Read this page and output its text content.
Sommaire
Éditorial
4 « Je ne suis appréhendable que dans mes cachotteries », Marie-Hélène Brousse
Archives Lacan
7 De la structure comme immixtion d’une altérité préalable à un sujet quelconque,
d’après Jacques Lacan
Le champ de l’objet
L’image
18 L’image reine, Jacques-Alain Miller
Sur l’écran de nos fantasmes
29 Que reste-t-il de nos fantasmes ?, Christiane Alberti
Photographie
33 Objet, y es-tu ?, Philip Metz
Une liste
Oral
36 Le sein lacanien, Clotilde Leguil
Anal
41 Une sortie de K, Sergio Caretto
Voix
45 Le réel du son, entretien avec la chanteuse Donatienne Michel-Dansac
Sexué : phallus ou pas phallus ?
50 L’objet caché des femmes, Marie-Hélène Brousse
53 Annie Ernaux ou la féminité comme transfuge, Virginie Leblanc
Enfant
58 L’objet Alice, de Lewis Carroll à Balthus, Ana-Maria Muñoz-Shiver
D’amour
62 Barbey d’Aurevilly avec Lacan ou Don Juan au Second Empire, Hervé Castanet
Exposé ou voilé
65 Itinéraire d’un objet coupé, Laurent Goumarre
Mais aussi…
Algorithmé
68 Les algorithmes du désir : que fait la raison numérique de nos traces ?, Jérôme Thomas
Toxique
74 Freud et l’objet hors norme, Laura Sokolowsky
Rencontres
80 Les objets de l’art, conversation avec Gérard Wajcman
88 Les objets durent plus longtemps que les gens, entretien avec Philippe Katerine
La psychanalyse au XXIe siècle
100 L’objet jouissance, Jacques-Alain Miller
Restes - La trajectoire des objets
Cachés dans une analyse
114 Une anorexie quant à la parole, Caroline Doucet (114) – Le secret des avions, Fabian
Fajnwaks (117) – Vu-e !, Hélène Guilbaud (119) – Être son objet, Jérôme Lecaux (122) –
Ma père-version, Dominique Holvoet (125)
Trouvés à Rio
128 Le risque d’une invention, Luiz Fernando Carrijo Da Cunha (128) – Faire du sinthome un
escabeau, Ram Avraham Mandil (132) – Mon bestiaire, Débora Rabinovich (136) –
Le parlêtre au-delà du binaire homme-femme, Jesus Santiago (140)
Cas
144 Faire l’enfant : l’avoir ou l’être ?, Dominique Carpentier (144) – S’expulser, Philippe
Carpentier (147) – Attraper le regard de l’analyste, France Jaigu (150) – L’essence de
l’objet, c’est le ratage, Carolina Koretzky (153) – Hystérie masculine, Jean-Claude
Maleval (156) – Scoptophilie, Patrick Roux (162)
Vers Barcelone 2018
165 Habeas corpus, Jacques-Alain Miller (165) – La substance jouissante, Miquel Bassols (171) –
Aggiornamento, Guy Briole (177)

## WRITTEN EXERCISE
Using the material above, print every entry exactly as written.

## SOLUTION FOR THIS PROBLEM
Read this page and output its text content.
Sommaire
Éditorial
4 « Je ne suis appréhendable que dans mes cachotteries », Marie-Hélène Brousse
Archives Lacan
7 De la structure comme immixtion d’une altérité préalable à un sujet quelconque,
d’après Jacques Lacan
Le champ de l’objet
L’image
18 L’image reine, Jacques-Alain Miller
Sur l’écran de nos fantasmes
29 Que reste-t-il de nos fantasmes ?, Christiane Alberti
Photographie
33 Objet, y es-tu ?, Philip Metz
Une liste
Oral
36 Le sein lacanien, Clotilde Leguil
Anal
41 Une sortie de K, Sergio Caretto
Voix
45 Le réel du son, entretien avec la chanteuse Donatienne Michel-Dansac
Sexué : phallus ou pas phallus ?
50 L’objet caché des femmes, Marie-Hélène Brousse
53 Annie Ernaux ou la féminité comme transfuge, Virginie Leblanc
Enfant
58 L’objet Alice, de Lewis Carroll à Balthus, Ana-Maria Muñoz-Shiver
D’amour
62 Barbey d’Aurevilly avec Lacan ou Don Juan au Second Empire, Hervé Castanet
Exposé ou voilé
65 Itinéraire d’un objet coupé, Laurent Goumarre
Mais aussi…
Algorithmé
68 Les algorithmes du désir : que fait la raison numérique de nos traces ?, Jérôme Thomas
Toxique
74 Freud et l’objet hors norme, Laura Sokolowsky
Rencontres
80 Les objets de l’art, conversation avec Gérard Wajcman
88 Les objets durent plus longtemps que les gens, entretien avec Philippe Katerine
La psychanalyse au XXIe siècle
100 L’objet jouissance, Jacques-Alain Miller
Restes - La trajectoire des objets
Cachés dans une analyse
114 Une anorexie quant à la parole, Caroline Doucet (114) – Le secret des avions, Fabian
Fajnwaks (117) – Vu-e !, Hélène Guilbaud (119) – Être son objet, Jérôme Lecaux (122) –
Ma père-version, Dominique Holvoet (125)
Trouvés à Rio
128 Le risque d’une invention, Luiz Fernando Carrijo Da Cunha (128) – Faire du sinthome un
escabeau, Ram Avraham Mandil (132) – Mon bestiaire, Débora Rabinovich (136) –
Le parlêtre au-delà du binaire homme-femme, Jesus Santiago (140)
Cas
144 Faire l’enfant : l’avoir ou l’être ?, Dominique Carpentier (144) – S’expulser, Philippe
Carpentier (147) – Attraper le regard de l’analyste, France Jaigu (150) – L’essence de
l’objet, c’est le ratage, Carolina Koretzky (153) – Hystérie masculine, Jean-Claude
Maleval (156) – Scoptophilie, Patrick Roux (162)
Vers Barcelone 2018
165 Habeas corpus, Jacques-Alain Miller (165) – La substance jouissante, Miquel Bassols (171) –
Aggiornamento, Guy Briole (177)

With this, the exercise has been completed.